TRECHO PARA LEITURA
★ ★ ★ ★ ★ ★ ★

Era 1844. As folhas de carvalho silvestre espalhadas pelos ventos do outono indicavam a breve chegada de mais uma temporada de frio e neve no hemisfério norte. Elas também poderiam simbolizar uma mensagem que havia alcançado milhares de pessoas na América do Norte. Convictas da iminente volta de Cristo, anunciada por Guilherme Miller e diversos pregadores voluntários, elas aguardavam com entusiasmo o dia 22 de outubro, a gloriosa data em que teria fim a história do pecado e começaria uma existência de eterna alegria no reino dos céus.
Frustração
Quando o sol raiou em 23 de outubro, muitos mileritas descobriram que, em vez das mansões celestiais, o que encontrariam em pouco tempo seriam os rigores do inverno americano. O dia 22 de outubro tornou-se conhecido no calendário milerita como a data da Grande Decepção, ou Grande Desapontamento. Alguns continuaram crendo que o retorno de Cristo aconteceria ainda naquele mês ou naquele ano, ou até mesmo em uma data não muito distante. Mas a passagem do tempo desfez todas as esperanças marcadas com prazo de validade.

★ ★ ★ ★ ★ ★ ★

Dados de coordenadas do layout
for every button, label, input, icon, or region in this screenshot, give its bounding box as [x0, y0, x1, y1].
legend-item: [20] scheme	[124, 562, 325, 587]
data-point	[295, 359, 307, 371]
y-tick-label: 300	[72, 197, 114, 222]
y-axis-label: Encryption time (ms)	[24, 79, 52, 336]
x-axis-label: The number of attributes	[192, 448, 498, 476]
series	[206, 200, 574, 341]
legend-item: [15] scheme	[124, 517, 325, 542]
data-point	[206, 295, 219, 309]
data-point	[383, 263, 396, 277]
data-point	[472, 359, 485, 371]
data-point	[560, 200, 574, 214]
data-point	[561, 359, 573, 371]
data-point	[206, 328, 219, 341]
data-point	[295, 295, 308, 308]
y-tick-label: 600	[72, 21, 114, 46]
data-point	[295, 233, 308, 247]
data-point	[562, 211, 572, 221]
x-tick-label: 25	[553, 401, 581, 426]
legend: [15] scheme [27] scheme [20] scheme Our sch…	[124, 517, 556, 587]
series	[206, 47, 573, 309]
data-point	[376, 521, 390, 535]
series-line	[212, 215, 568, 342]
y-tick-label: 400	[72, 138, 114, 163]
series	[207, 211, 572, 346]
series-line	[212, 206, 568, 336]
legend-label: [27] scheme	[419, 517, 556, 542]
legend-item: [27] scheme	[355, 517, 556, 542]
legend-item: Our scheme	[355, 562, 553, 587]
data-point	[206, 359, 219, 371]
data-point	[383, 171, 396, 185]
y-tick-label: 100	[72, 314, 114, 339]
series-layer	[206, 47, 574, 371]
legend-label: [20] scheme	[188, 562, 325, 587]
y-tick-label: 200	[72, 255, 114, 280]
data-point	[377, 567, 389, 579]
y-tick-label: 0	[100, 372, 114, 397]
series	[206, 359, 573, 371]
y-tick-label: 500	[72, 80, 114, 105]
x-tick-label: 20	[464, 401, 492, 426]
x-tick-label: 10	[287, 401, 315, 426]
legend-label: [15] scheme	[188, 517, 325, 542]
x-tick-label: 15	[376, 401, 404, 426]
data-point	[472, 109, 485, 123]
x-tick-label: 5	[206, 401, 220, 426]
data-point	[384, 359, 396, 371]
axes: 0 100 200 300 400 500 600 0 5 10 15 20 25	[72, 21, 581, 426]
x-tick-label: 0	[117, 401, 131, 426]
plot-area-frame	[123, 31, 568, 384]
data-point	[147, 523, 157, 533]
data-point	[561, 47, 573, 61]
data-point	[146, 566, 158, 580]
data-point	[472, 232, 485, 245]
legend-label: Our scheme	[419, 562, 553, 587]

★ ★ ★ ★ ★ ★ ★

TAREFAS A FAZER
[A] No trecho sobre os mileritas, que data ficou conhecida como a Grande Decepção?
[B] Transcreva do trecho sobre os mileritas a parte que começa em "Era 1844. As" e segue até "reino dos céus.".
As linhas não têm relação com o trecho.

RESPOSTAS DAS TAREFAS
[A] O dia 22 de outubro.

[B]
Era 1844. As folhas de carvalho silvestre espalhadas pelos ventos do outono indicavam a breve chegada de mais uma temporada de frio e neve no hemisfério norte. Elas também poderiam simbolizar uma mensagem que havia alcançado milhares de pessoas na América do Norte. Convictas da iminente volta de Cristo, anunciada por Guilherme Miller e diversos pregadores voluntários, elas aguardavam com entusiasmo o dia 22 de outubro, a gloriosa data em que teria fim a história do pecado e começaria uma existência de eterna alegria no reino dos céus.